● **EXERCISE OBJECTIVE**
Print, exactly and completely, every entry in the data.

Data extracted from a collection:

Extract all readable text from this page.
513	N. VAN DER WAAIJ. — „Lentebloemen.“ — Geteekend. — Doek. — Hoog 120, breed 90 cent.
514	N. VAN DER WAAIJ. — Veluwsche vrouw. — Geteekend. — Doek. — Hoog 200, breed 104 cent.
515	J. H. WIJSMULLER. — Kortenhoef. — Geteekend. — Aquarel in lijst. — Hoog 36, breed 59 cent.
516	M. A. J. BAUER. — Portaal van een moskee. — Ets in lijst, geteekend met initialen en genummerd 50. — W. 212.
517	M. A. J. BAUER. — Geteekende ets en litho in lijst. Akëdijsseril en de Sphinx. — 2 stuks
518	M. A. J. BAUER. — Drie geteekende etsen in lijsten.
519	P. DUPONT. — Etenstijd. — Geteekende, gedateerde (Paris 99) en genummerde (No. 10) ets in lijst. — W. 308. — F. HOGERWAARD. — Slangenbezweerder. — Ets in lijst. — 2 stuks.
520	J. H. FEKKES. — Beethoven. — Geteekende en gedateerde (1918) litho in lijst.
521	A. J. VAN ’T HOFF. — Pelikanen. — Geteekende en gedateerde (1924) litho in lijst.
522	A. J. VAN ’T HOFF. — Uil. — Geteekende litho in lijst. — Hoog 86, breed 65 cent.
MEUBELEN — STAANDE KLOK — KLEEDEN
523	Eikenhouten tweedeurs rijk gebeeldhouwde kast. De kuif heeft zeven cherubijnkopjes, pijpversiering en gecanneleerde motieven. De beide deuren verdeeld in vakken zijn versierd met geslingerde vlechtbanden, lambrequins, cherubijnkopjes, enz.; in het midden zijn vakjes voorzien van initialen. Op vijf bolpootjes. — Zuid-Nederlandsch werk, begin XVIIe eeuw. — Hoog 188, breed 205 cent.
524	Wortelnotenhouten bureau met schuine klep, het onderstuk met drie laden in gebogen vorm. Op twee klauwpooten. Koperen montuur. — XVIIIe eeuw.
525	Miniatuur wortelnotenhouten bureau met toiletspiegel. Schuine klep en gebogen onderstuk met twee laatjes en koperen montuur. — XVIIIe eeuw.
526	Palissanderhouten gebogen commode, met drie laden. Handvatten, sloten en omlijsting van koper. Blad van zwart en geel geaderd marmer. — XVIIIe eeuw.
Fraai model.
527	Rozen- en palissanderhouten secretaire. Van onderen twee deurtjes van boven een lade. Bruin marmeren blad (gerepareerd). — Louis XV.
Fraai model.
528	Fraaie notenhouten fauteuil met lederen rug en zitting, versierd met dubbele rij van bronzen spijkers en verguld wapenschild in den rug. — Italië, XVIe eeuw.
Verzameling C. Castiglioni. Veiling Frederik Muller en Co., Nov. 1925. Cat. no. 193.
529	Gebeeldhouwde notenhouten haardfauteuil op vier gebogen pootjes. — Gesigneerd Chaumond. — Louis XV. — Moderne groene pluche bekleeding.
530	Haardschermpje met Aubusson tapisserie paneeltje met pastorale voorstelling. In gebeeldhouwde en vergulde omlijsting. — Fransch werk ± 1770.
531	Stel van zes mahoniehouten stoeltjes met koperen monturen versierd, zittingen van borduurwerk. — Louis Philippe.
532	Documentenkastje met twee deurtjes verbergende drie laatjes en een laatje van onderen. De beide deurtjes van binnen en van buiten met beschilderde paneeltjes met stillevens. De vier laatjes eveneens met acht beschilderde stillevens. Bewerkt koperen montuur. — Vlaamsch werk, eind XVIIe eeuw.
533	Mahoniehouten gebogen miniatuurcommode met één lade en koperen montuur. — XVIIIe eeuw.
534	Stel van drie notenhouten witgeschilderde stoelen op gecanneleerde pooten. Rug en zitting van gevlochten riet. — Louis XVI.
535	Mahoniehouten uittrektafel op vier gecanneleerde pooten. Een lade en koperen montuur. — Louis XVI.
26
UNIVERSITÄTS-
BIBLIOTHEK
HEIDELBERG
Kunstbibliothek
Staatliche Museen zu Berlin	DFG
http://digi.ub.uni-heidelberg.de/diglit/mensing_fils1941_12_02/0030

● **WRITTEN ANSWER**
Extract all readable text from this page.
513	N. VAN DER WAAIJ. — „Lentebloemen.“ — Geteekend. — Doek. — Hoog 120, breed 90 cent.
514	N. VAN DER WAAIJ. — Veluwsche vrouw. — Geteekend. — Doek. — Hoog 200, breed 104 cent.
515	J. H. WIJSMULLER. — Kortenhoef. — Geteekend. — Aquarel in lijst. — Hoog 36, breed 59 cent.
516	M. A. J. BAUER. — Portaal van een moskee. — Ets in lijst, geteekend met initialen en genummerd 50. — W. 212.
517	M. A. J. BAUER. — Geteekende ets en litho in lijst. Akëdijsseril en de Sphinx. — 2 stuks
518	M. A. J. BAUER. — Drie geteekende etsen in lijsten.
519	P. DUPONT. — Etenstijd. — Geteekende, gedateerde (Paris 99) en genummerde (No. 10) ets in lijst. — W. 308. — F. HOGERWAARD. — Slangenbezweerder. — Ets in lijst. — 2 stuks.
520	J. H. FEKKES. — Beethoven. — Geteekende en gedateerde (1918) litho in lijst.
521	A. J. VAN ’T HOFF. — Pelikanen. — Geteekende en gedateerde (1924) litho in lijst.
522	A. J. VAN ’T HOFF. — Uil. — Geteekende litho in lijst. — Hoog 86, breed 65 cent.
MEUBELEN — STAANDE KLOK — KLEEDEN
523	Eikenhouten tweedeurs rijk gebeeldhouwde kast. De kuif heeft zeven cherubijnkopjes, pijpversiering en gecanneleerde motieven. De beide deuren verdeeld in vakken zijn versierd met geslingerde vlechtbanden, lambrequins, cherubijnkopjes, enz.; in het midden zijn vakjes voorzien van initialen. Op vijf bolpootjes. — Zuid-Nederlandsch werk, begin XVIIe eeuw. — Hoog 188, breed 205 cent.
524	Wortelnotenhouten bureau met schuine klep, het onderstuk met drie laden in gebogen vorm. Op twee klauwpooten. Koperen montuur. — XVIIIe eeuw.
525	Miniatuur wortelnotenhouten bureau met toiletspiegel. Schuine klep en gebogen onderstuk met twee laatjes en koperen montuur. — XVIIIe eeuw.
526	Palissanderhouten gebogen commode, met drie laden. Handvatten, sloten en omlijsting van koper. Blad van zwart en geel geaderd marmer. — XVIIIe eeuw.
Fraai model.
527	Rozen- en palissanderhouten secretaire. Van onderen twee deurtjes van boven een lade. Bruin marmeren blad (gerepareerd). — Louis XV.
Fraai model.
528	Fraaie notenhouten fauteuil met lederen rug en zitting, versierd met dubbele rij van bronzen spijkers en verguld wapenschild in den rug. — Italië, XVIe eeuw.
Verzameling C. Castiglioni. Veiling Frederik Muller en Co., Nov. 1925. Cat. no. 193.
529	Gebeeldhouwde notenhouten haardfauteuil op vier gebogen pootjes. — Gesigneerd Chaumond. — Louis XV. — Moderne groene pluche bekleeding.
530	Haardschermpje met Aubusson tapisserie paneeltje met pastorale voorstelling. In gebeeldhouwde en vergulde omlijsting. — Fransch werk ± 1770.
531	Stel van zes mahoniehouten stoeltjes met koperen monturen versierd, zittingen van borduurwerk. — Louis Philippe.
532	Documentenkastje met twee deurtjes verbergende drie laatjes en een laatje van onderen. De beide deurtjes van binnen en van buiten met beschilderde paneeltjes met stillevens. De vier laatjes eveneens met acht beschilderde stillevens. Bewerkt koperen montuur. — Vlaamsch werk, eind XVIIe eeuw.
533	Mahoniehouten gebogen miniatuurcommode met één lade en koperen montuur. — XVIIIe eeuw.
534	Stel van drie notenhouten witgeschilderde stoelen op gecanneleerde pooten. Rug en zitting van gevlochten riet. — Louis XVI.
535	Mahoniehouten uittrektafel op vier gecanneleerde pooten. Een lade en koperen montuur. — Louis XVI.
26
UNIVERSITÄTS-
BIBLIOTHEK
HEIDELBERG
Kunstbibliothek
Staatliche Museen zu Berlin	DFG
http://digi.ub.uni-heidelberg.de/diglit/mensing_fils1941_12_02/0030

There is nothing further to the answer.